En virtud de mis intereses en los campos de la antropología y la etnohistoria (especialidad en la que iba a hacer mi tesis), quise buscar un ejemplo que me permitiera explorar hasta qué punto el control político podía envolver un control cultural. Así, pues, en un primer momento me planteé seleccionar posibles tensiones entre jefes civiles y aldeas indígenas. Lamentablemente, dado el corto lapso del seminario, no me era posible trasladarme a zonas indígenas y poder hurgar en archivos locales y regionales. Adicionalmente, cosa que alarmó un poco a mi profesora en su momento, quería emplear no solo datos documentales (fueran de archivo o fuentes publicadas) sino también hacer trabajo de campo para recolectar testimonios orales y, dada mi formación de pregrado en la carrera de Letras, deseaba como un reto metodológico emplear las obras literarias, debidamente ponderadas, como fuentes históricas complementarias, en este caso sobre los jefes civiles y el imaginario en torno a ellos. El plato estaba servido para el escándalo de mi profesora: un estudiante díscolo del doctorado en Historia que iba a trabajar con testimonios orales y otros provenientes de la ficción literaria.
No logré conseguir de manera expedita datos sobre enfrentamientos entre jefes civiles y comunidades indígenas. Hasta ese momento, mi principal experiencia con pueblos indígenas había sido con kari’ñas de la Mesa de Guanipa y del sur del estado Anzoátegui y de la banda sur del Orinoco, entre Ciudad Bolívar y Maripa. También había trabajado con indígenas del estado Amazonas y, aunque en menor grado, del municipio Cedeño del estado Bolívar. Intenté buscar información en Bolívar y en Apure, pero mi olfato de investigador en formación me hacía pensar que era mejor abandonar el proyecto de trabajar con indígenas para ese seminario.

Filas sin procesar:
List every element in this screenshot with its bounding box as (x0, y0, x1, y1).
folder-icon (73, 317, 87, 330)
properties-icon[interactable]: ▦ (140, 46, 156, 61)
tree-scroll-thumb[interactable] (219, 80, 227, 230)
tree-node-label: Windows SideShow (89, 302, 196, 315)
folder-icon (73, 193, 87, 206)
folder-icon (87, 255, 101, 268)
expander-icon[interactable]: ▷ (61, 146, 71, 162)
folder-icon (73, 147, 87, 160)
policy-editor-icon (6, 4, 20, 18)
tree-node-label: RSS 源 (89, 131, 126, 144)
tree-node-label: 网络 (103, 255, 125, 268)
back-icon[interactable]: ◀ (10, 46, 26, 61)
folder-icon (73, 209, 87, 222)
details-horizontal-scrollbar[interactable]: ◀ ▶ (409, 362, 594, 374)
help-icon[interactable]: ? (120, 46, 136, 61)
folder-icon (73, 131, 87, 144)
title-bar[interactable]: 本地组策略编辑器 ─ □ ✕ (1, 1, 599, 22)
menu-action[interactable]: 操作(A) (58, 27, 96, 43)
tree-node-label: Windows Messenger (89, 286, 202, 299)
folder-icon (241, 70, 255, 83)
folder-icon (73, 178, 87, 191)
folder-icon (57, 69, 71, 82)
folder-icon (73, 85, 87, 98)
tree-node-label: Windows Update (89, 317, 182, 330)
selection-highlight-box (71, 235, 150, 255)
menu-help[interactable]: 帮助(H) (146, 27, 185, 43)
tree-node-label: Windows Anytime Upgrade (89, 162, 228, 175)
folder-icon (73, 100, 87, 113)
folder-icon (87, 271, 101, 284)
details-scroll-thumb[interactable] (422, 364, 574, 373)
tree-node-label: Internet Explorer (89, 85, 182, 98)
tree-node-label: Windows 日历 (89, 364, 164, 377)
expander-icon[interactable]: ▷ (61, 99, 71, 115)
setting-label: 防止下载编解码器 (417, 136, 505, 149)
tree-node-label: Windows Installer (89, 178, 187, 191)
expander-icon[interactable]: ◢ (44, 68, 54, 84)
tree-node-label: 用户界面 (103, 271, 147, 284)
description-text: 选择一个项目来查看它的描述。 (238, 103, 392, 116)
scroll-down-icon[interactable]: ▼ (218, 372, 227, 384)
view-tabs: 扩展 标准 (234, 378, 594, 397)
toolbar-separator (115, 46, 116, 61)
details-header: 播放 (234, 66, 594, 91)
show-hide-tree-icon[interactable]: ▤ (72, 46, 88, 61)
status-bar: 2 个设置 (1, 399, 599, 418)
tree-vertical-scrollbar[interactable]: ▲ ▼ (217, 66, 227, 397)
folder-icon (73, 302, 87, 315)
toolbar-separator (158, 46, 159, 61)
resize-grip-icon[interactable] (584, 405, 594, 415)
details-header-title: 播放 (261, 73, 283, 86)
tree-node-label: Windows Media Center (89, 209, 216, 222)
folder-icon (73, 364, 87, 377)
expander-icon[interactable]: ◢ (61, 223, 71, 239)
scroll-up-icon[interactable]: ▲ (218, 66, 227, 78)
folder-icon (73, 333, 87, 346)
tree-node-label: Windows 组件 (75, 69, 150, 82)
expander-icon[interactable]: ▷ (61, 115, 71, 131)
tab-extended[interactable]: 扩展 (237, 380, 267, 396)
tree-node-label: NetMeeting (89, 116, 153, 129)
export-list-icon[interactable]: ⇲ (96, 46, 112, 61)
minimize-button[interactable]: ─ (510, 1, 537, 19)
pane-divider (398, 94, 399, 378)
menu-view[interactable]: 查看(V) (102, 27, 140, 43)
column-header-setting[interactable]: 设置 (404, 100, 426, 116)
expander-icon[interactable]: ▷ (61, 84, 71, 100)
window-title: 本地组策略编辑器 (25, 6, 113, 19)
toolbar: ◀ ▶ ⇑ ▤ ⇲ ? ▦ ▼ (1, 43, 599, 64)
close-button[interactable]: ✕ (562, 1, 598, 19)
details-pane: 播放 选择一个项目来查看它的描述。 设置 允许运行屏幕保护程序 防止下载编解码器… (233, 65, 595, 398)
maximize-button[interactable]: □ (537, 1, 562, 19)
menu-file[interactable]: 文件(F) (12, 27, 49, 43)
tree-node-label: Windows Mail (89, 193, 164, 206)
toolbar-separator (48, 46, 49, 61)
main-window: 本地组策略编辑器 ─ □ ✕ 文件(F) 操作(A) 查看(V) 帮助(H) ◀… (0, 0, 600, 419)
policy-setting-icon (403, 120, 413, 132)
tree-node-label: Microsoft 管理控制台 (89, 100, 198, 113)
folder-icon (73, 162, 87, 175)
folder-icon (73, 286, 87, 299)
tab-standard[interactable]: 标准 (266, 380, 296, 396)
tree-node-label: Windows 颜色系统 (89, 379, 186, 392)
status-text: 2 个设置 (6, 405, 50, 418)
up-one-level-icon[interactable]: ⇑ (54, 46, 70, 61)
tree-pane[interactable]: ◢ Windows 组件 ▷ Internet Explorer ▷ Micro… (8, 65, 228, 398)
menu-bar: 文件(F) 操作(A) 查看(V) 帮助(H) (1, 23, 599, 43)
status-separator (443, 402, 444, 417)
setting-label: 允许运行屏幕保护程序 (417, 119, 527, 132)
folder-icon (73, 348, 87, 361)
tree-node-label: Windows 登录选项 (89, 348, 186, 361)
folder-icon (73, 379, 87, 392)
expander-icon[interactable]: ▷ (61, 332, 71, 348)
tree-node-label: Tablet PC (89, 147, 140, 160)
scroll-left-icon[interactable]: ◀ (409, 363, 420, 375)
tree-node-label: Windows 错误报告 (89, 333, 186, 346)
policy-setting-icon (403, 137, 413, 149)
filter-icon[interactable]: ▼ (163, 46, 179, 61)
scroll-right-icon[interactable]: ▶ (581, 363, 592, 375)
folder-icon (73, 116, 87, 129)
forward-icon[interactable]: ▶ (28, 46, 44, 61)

Tarea: Según el artículo, ¿con qué pueblo indígena había tenido quien escribe su principal experiencia hasta ese momento?

Respuesta completa: Con los kari’ñas de la Mesa de Guanipa, del sur del estado Anzoátegui y de la banda sur del Orinoco, entre Ciudad Bolívar y Maripa.